The need for speed should always be overruled by the need for safety. While it may not be the common mindset even today, catastrophic on-track events have drawn attention to the concept. The era of invincibility is beginning to wane, but there's still plenty of work to be done.

The smart racer is constantly assessing his or her safety equipment. It's not a project for the off-season: That's just a good time to upgrade. The best time to actually upgrade safety equipment is before it becomes a problem.

You simply cannot expect products to last forever. It stands to reason that safety equipment has a life, just like engine components and suspension components. Failure to regularly check your safety equipment is like failing to check your oil.

The driver should be protected from head to toe with the best possible protection offered. Likewise, the area surrounding the driver should be free of threats to the driver's well-being.

Start with the Suit

The technology involved in making the driver's suit has focused on comfort and protection. On the surface, you may think comfort doesn't belong, but it's a very viable concern.

"We had to continue raising the bar for today's suit," said Chad Liberto of Sparco Safety. "Today's suits are lighter and not as cumbersome. You can make a suit that has much higher levels of safety, but it would be so uncomfortable that the driver couldn't focus on his task. The latest suits are lighter for a reason."

The predominant material in a modern suit is Nomex, which has proven itself through time. "The Proban suit has a limited life," says Kevin Larkins of Speedway Motors. "After so many uses, it starts to lose its protection capabilities. Nomex is much better."

RECORD LIST:
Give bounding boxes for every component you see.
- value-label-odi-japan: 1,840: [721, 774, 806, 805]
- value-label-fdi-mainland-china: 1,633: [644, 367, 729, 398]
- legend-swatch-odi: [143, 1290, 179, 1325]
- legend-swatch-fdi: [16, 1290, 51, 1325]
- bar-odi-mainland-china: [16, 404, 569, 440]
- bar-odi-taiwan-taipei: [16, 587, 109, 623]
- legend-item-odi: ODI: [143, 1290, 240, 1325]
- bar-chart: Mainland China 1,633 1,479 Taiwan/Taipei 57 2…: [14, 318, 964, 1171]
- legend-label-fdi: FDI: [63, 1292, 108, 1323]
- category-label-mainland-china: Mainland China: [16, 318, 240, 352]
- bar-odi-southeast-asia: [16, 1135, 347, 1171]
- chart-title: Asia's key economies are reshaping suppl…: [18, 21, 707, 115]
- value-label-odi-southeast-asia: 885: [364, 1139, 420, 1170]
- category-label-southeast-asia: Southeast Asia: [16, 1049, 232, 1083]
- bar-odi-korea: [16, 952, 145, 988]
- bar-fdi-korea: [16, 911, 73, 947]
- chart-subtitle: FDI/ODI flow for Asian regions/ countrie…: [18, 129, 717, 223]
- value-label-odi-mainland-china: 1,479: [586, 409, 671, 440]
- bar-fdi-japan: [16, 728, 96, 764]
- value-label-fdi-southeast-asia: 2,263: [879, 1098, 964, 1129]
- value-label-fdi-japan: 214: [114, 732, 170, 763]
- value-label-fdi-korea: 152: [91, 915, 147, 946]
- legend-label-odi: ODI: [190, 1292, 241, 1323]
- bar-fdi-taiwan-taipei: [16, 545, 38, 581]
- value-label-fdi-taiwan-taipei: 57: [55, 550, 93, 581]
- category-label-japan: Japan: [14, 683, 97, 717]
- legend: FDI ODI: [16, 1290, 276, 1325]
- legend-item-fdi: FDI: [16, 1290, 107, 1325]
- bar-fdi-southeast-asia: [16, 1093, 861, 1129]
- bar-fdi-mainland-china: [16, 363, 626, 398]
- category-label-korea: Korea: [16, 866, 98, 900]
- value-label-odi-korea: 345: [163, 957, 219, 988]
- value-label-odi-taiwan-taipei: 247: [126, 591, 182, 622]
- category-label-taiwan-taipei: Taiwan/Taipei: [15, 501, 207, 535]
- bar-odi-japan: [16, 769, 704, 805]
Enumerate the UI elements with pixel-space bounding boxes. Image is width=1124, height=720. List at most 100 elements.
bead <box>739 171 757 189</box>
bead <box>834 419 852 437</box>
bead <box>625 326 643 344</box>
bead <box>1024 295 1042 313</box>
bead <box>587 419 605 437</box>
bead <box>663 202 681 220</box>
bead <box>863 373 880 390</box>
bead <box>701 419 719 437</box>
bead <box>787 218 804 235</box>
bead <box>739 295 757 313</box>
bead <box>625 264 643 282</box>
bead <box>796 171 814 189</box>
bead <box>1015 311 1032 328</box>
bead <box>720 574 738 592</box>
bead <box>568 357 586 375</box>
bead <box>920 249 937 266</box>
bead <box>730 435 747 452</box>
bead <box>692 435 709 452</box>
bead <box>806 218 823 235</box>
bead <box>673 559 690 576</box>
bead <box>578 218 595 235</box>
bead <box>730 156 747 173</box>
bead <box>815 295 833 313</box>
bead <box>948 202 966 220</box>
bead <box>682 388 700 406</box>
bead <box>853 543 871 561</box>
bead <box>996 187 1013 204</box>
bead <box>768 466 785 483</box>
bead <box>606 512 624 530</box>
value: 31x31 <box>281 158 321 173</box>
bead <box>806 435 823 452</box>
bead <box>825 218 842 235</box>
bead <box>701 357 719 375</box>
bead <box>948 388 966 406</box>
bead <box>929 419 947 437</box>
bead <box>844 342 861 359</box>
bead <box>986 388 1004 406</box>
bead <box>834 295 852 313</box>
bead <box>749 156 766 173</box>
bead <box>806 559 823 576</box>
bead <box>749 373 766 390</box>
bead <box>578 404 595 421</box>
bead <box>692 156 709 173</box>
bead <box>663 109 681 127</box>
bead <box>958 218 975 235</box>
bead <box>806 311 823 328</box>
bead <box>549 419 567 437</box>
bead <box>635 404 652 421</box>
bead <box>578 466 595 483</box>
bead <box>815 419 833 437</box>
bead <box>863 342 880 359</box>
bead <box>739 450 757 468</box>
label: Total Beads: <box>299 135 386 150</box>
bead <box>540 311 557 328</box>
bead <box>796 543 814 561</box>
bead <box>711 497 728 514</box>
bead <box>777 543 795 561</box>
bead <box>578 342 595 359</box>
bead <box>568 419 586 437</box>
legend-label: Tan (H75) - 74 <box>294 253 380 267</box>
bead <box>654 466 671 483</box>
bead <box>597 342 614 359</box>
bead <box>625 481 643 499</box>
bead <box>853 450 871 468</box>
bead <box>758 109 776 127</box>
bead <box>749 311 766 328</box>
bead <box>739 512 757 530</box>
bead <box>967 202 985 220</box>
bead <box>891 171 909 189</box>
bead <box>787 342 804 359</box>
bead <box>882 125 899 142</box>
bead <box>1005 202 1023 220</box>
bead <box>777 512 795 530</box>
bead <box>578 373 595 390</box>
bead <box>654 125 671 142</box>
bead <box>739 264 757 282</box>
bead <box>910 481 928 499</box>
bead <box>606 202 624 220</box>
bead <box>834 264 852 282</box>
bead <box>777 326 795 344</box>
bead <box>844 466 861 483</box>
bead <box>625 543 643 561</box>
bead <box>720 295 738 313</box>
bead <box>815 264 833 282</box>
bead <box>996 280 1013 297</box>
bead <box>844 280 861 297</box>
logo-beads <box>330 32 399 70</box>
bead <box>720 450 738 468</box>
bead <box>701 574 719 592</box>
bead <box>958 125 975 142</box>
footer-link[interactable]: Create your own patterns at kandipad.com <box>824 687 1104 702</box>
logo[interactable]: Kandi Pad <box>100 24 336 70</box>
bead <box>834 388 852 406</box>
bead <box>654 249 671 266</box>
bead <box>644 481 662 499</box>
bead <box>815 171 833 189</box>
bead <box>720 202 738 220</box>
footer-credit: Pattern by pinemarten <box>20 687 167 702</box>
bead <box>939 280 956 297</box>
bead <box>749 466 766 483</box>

WORK INSTRUCTIONS:
A. Name every person and every company that appears in the racing safety text.
B. Answer these questions from the racing safety text:
(i) When is the best time to upgrade safety equipment?
(ii) On which two qualities has the technology of the driver's suit focused?
(iii) What is the predominant material in a modern suit?
The data above is separate material from the racing safety text.

SOLUTIONS PER TASK:
A.
Chad Liberto
Sparco Safety
Kevin Larkins
Speedway Motors

B.
(i) Before it becomes a problem.
(ii) Comfort and protection.
(iii) Nomex.